#### [CHALLENGE]
Without including the pictures, copy out every line below.

>> START ROWS

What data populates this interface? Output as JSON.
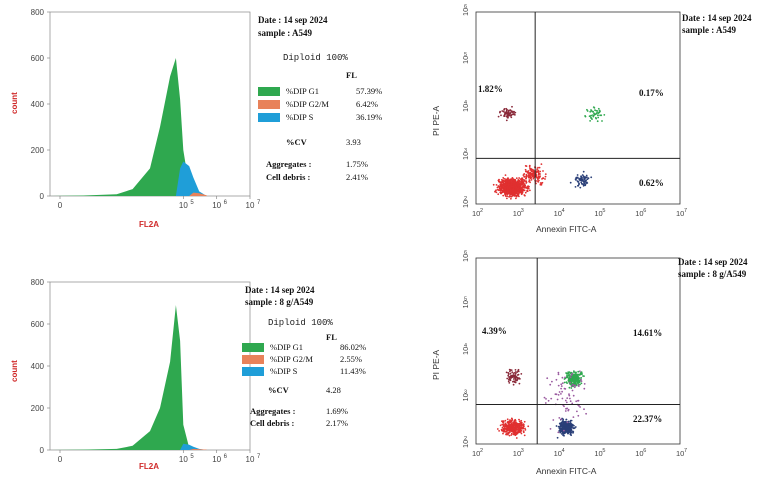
{
  "colors": {
    "g1": "#2fa84f",
    "g2m": "#e8825a",
    "s": "#1f9ed8",
    "lowleft": "#e03030",
    "upleft": "#8a2a3a",
    "upright": "#2fa84f",
    "lowright": "#2a3f78",
    "label": "#d02a2a"
  },
  "panels": {
    "hist_top": {
      "header_date": "Date : 14 sep 2024",
      "header_sample": "sample : A549",
      "diploid": "Diploid 100%",
      "fl": "FL",
      "rows": [
        {
          "label": "%DIP G1",
          "value": "57.39%"
        },
        {
          "label": "%DIP G2/M",
          "value": "6.42%"
        },
        {
          "label": "%DIP S",
          "value": "36.19%"
        }
      ],
      "cv_label": "%CV",
      "cv_value": "3.93",
      "agg_label": "Aggregates :",
      "agg_value": "1.75%",
      "deb_label": "Cell debris :",
      "deb_value": "2.41%",
      "ylabel": "count",
      "xlabel": "FL2A",
      "yticks": [
        "0",
        "200",
        "400",
        "600",
        "800"
      ],
      "xticks": [
        "0",
        "10",
        "5",
        "10",
        "6",
        "10",
        "7"
      ]
    },
    "hist_bottom": {
      "header_date": "Date : 14 sep 2024",
      "header_sample": "sample : 8 g/A549",
      "diploid": "Diploid 100%",
      "fl": "FL",
      "rows": [
        {
          "label": "%DIP G1",
          "value": "86.02%"
        },
        {
          "label": "%DIP G2/M",
          "value": "2.55%"
        },
        {
          "label": "%DIP S",
          "value": "11.43%"
        }
      ],
      "cv_label": "%CV",
      "cv_value": "4.28",
      "agg_label": "Aggregates :",
      "agg_value": "1.69%",
      "deb_label": "Cell debris :",
      "deb_value": "2.17%",
      "ylabel": "count",
      "xlabel": "FL2A",
      "yticks": [
        "0",
        "200",
        "400",
        "600",
        "800"
      ],
      "xticks": [
        "0",
        "10",
        "5",
        "10",
        "6",
        "10",
        "7"
      ]
    },
    "dot_top": {
      "header_date": "Date : 14 sep 2024",
      "header_sample": "sample : A549",
      "ylabel": "PI PE-A",
      "xlabel": "Annexin FITC-A",
      "q_ul": "1.82%",
      "q_ur": "0.17%",
      "q_lr": "0.62%"
    },
    "dot_bottom": {
      "header_date": "Date : 14 sep 2024",
      "header_sample": "sample : 8 g/A549",
      "ylabel": "PI PE-A",
      "xlabel": "Annexin FITC-A",
      "q_ul": "4.39%",
      "q_ur": "14.61%",
      "q_lr": "22.37%"
    }
  },
  "chart_data": [
    {
      "type": "area",
      "title": "",
      "xlabel": "FL2A",
      "ylabel": "count",
      "ylim": [
        0,
        800
      ],
      "x_scale": "log",
      "x": [
        10,
        100,
        1000,
        3000,
        10000,
        20000,
        40000,
        60000,
        80000,
        100000,
        150000,
        200000,
        300000,
        500000
      ],
      "series": [
        {
          "name": "%DIP G1",
          "values": [
            0,
            2,
            8,
            30,
            120,
            300,
            520,
            600,
            420,
            200,
            40,
            5,
            0,
            0
          ]
        },
        {
          "name": "%DIP S",
          "values": [
            0,
            0,
            0,
            0,
            0,
            0,
            0,
            0,
            120,
            150,
            130,
            80,
            20,
            0
          ]
        },
        {
          "name": "%DIP G2/M",
          "values": [
            0,
            0,
            0,
            0,
            0,
            0,
            0,
            0,
            0,
            0,
            0,
            15,
            12,
            3
          ]
        }
      ]
    },
    {
      "type": "area",
      "title": "",
      "xlabel": "FL2A",
      "ylabel": "count",
      "ylim": [
        0,
        800
      ],
      "x_scale": "log",
      "x": [
        10,
        100,
        1000,
        3000,
        10000,
        20000,
        40000,
        60000,
        80000,
        100000,
        150000,
        200000,
        300000,
        500000
      ],
      "series": [
        {
          "name": "%DIP G1",
          "values": [
            0,
            2,
            5,
            20,
            90,
            200,
            420,
            690,
            520,
            120,
            10,
            2,
            0,
            0
          ]
        },
        {
          "name": "%DIP S",
          "values": [
            0,
            0,
            0,
            0,
            0,
            0,
            0,
            0,
            0,
            30,
            25,
            15,
            5,
            0
          ]
        },
        {
          "name": "%DIP G2/M",
          "values": [
            0,
            0,
            0,
            0,
            0,
            0,
            0,
            0,
            0,
            0,
            0,
            5,
            4,
            2
          ]
        }
      ]
    },
    {
      "type": "scatter",
      "xlabel": "Annexin FITC-A",
      "ylabel": "PI PE-A",
      "x_scale": "log",
      "y_scale": "log",
      "xlim": [
        100,
        10000000
      ],
      "ylim": [
        100,
        1000000
      ],
      "quadrants": {
        "upper_left": "1.82%",
        "upper_right": "0.17%",
        "lower_right": "0.62%"
      }
    },
    {
      "type": "scatter",
      "xlabel": "Annexin FITC-A",
      "ylabel": "PI PE-A",
      "x_scale": "log",
      "y_scale": "log",
      "xlim": [
        100,
        10000000
      ],
      "ylim": [
        100,
        1000000
      ],
      "quadrants": {
        "upper_left": "4.39%",
        "upper_right": "14.61%",
        "lower_right": "22.37%"
      }
    }
  ]
}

>> END ROWS

#### [EXERCISE OUTPUT]
What data populates this interface? Output as JSON.
{
  "colors": {
    "g1": "#2fa84f",
    "g2m": "#e8825a",
    "s": "#1f9ed8",
    "lowleft": "#e03030",
    "upleft": "#8a2a3a",
    "upright": "#2fa84f",
    "lowright": "#2a3f78",
    "label": "#d02a2a"
  },
  "panels": {
    "hist_top": {
      "header_date": "Date : 14 sep 2024",
      "header_sample": "sample : A549",
      "diploid": "Diploid 100%",
      "fl": "FL",
      "rows": [
        {
          "label": "%DIP G1",
          "value": "57.39%"
        },
        {
          "label": "%DIP G2/M",
          "value": "6.42%"
        },
        {
          "label": "%DIP S",
          "value": "36.19%"
        }
      ],
      "cv_label": "%CV",
      "cv_value": "3.93",
      "agg_label": "Aggregates :",
      "agg_value": "1.75%",
      "deb_label": "Cell debris :",
      "deb_value": "2.41%",
      "ylabel": "count",
      "xlabel": "FL2A",
      "yticks": [
        "0",
        "200",
        "400",
        "600",
        "800"
      ],
      "xticks": [
        "0",
        "10",
        "5",
        "10",
        "6",
        "10",
        "7"
      ]
    },
    "hist_bottom": {
      "header_date": "Date : 14 sep 2024",
      "header_sample": "sample : 8 g/A549",
      "diploid": "Diploid 100%",
      "fl": "FL",
      "rows": [
        {
          "label": "%DIP G1",
          "value": "86.02%"
        },
        {
          "label": "%DIP G2/M",
          "value": "2.55%"
        },
        {
          "label": "%DIP S",
          "value": "11.43%"
        }
      ],
      "cv_label": "%CV",
      "cv_value": "4.28",
      "agg_label": "Aggregates :",
      "agg_value": "1.69%",
      "deb_label": "Cell debris :",
      "deb_value": "2.17%",
      "ylabel": "count",
      "xlabel": "FL2A",
      "yticks": [
        "0",
        "200",
        "400",
        "600",
        "800"
      ],
      "xticks": [
        "0",
        "10",
        "5",
        "10",
        "6",
        "10",
        "7"
      ]
    },
    "dot_top": {
      "header_date": "Date : 14 sep 2024",
      "header_sample": "sample : A549",
      "ylabel": "PI PE-A",
      "xlabel": "Annexin FITC-A",
      "q_ul": "1.82%",
      "q_ur": "0.17%",
      "q_lr": "0.62%"
    },
    "dot_bottom": {
      "header_date": "Date : 14 sep 2024",
      "header_sample": "sample : 8 g/A549",
      "ylabel": "PI PE-A",
      "xlabel": "Annexin FITC-A",
      "q_ul": "4.39%",
      "q_ur": "14.61%",
      "q_lr": "22.37%"
    }
  },
  "chart_data": [
    {
      "type": "area",
      "title": "",
      "xlabel": "FL2A",
      "ylabel": "count",
      "ylim": [
        0,
        800
      ],
      "x_scale": "log",
      "x": [
        10,
        100,
        1000,
        3000,
        10000,
        20000,
        40000,
        60000,
        80000,
        100000,
        150000,
        200000,
        300000,
        500000
      ],
      "series": [
        {
          "name": "%DIP G1",
          "values": [
            0,
            2,
            8,
            30,
            120,
            300,
            520,
            600,
            420,
            200,
            40,
            5,
            0,
            0
          ]
        },
        {
          "name": "%DIP S",
          "values": [
            0,
            0,
            0,
            0,
            0,
            0,
            0,
            0,
            120,
            150,
            130,
            80,
            20,
            0
          ]
        },
        {
          "name": "%DIP G2/M",
          "values": [
            0,
            0,
            0,
            0,
            0,
            0,
            0,
            0,
            0,
            0,
            0,
            15,
            12,
            3
          ]
        }
      ]
    },
    {
      "type": "area",
      "title": "",
      "xlabel": "FL2A",
      "ylabel": "count",
      "ylim": [
        0,
        800
      ],
      "x_scale": "log",
      "x": [
        10,
        100,
        1000,
        3000,
        10000,
        20000,
        40000,
        60000,
        80000,
        100000,
        150000,
        200000,
        300000,
        500000
      ],
      "series": [
        {
          "name": "%DIP G1",
          "values": [
            0,
            2,
            5,
            20,
            90,
            200,
            420,
            690,
            520,
            120,
            10,
            2,
            0,
            0
          ]
        },
        {
          "name": "%DIP S",
          "values": [
            0,
            0,
            0,
            0,
            0,
            0,
            0,
            0,
            0,
            30,
            25,
            15,
            5,
            0
          ]
        },
        {
          "name": "%DIP G2/M",
          "values": [
            0,
            0,
            0,
            0,
            0,
            0,
            0,
            0,
            0,
            0,
            0,
            5,
            4,
            2
          ]
        }
      ]
    },
    {
      "type": "scatter",
      "xlabel": "Annexin FITC-A",
      "ylabel": "PI PE-A",
      "x_scale": "log",
      "y_scale": "log",
      "xlim": [
        100,
        10000000
      ],
      "ylim": [
        100,
        1000000
      ],
      "quadrants": {
        "upper_left": "1.82%",
        "upper_right": "0.17%",
        "lower_right": "0.62%"
      }
    },
    {
      "type": "scatter",
      "xlabel": "Annexin FITC-A",
      "ylabel": "PI PE-A",
      "x_scale": "log",
      "y_scale": "log",
      "xlim": [
        100,
        10000000
      ],
      "ylim": [
        100,
        1000000
      ],
      "quadrants": {
        "upper_left": "4.39%",
        "upper_right": "14.61%",
        "lower_right": "22.37%"
      }
    }
  ]
}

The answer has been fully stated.